* start PROVIDED TEXT *

How is market-to-book ratio measured? A.) Book value per share/Market value per share B.) Market value of sales/Book value of costs C.) Market value per share/Book value per share D.) Market value of bonds/Book value of bonds

C.) Market value per share/Book value per share

What does it mean when a firm has a days' sales in receivables of 45? A.) The firm is able to collect 55 percent of its credit sales. B.) The firm is able to collect 45 percent of its credit sales. C.) The firm collects its credit sales in 45 days on average. D.) The firm collects its credit sales in 320 (365 - 45) days on average.

C.) The firm collects its credit sales in 45 days on average.

Which one of the following is one way in which financial managers use a common-size balance sheet? A.) To monitor labor costs. B.) To identify changes in operating costs. C.) To track changes in a firm's capital structure. D.) To keep an eye on the firm's profit margin.

C.) To track changes in a firm's capital structure.

Return on equity (ROE) is a measure of _____. A.) leverage. B.) liquidity. C.) profitability. D.) utilization.

C.) profitability.

Financial ratios are ways of comparing and investing ______ . A.) profitability of various college degrees. B.) the impact of marketing on purchase habits. C.) the relationships between pieces of financial information. D.) the skill level of technology managers.

C.) the relationships between pieces of financial information.

At the most fundamental level, firms generate _____ and spend it.

Cash

Cal's Market has return on equity (ROE) of 15 percent. What does this mean? A.) Cal's paid a dividend of $.15 per share to its shareholders this year. B.) Cal's generated $.15 in profit for every $1 of market value of equity. C.) Cal's generated $.15 in profit for every $1 of sales. D.) Cal's generated $.15 in profit for every $1 of book value of equity.

D.) Cal's generated $.15 in profit for every $1 of book value of equity.

Which one of the following is the correct equation for computing return on assets (ROA)? A.) Net income/Sales. B.) Sales/Total Assets. C.) Total Assets/Net Income. D.) Net Income/Total Assets.

D.) Net Income/Total Assets.

Common-size statements are used for comparing firms with differing _____. A.) Mangement styles. B.) Tax years. C.) Capital structures. D.) Sizes.

D.) Sizes.

______ financial statements provide for comparison of firms that differ in currency type. A.) Restated. B.) Original. C.) Compressed. D.) Standardized.

D.) Standardized.

* end PROVIDED TEXT *
* start DATA EXCERPTS *

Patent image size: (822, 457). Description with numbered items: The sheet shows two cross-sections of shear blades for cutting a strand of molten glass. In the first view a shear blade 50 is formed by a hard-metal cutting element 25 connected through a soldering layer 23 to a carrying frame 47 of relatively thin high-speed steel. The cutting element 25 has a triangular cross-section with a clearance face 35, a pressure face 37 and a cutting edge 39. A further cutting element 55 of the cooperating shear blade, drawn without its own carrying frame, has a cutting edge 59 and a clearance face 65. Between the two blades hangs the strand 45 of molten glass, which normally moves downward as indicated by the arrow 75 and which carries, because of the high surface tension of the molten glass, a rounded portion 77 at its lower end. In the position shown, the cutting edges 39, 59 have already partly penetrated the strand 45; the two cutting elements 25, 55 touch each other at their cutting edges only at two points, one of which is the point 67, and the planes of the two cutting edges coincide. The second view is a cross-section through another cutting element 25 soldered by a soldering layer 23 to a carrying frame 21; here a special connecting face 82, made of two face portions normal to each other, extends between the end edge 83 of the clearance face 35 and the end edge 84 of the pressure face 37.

* end DATA EXCERPTS *
* start DATA EXCERPTS *

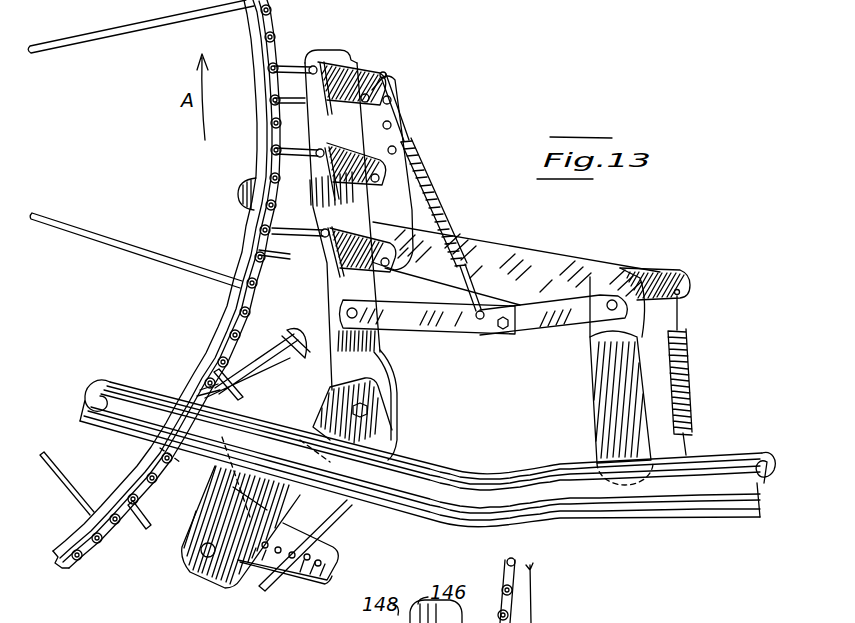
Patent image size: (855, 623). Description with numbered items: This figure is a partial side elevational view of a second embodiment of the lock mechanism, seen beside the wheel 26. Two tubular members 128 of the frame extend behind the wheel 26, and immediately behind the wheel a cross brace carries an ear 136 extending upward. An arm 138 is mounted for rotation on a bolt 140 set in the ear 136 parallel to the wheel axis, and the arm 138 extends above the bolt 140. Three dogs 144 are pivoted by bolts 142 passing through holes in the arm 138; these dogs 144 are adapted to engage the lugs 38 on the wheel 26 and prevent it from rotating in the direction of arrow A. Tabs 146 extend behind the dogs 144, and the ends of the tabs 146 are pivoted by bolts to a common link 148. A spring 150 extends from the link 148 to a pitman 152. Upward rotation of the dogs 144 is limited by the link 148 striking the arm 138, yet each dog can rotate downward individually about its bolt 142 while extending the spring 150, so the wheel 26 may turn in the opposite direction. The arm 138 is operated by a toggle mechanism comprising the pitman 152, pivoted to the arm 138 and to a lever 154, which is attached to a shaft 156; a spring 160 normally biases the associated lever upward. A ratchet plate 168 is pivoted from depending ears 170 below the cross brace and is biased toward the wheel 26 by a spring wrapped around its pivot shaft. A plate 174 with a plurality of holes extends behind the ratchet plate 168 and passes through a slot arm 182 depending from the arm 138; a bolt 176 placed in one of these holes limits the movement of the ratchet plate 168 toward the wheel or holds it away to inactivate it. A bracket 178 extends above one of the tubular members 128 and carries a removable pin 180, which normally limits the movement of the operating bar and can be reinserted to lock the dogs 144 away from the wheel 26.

* end DATA EXCERPTS *

REQUIREMENTS |
According to the financial ratios quiz, what is the equation for computing return on assets (ROA)? The lines have no connection to the financial ratios quiz.

WRITTEN SOLUTION |
Net Income/Total Assets.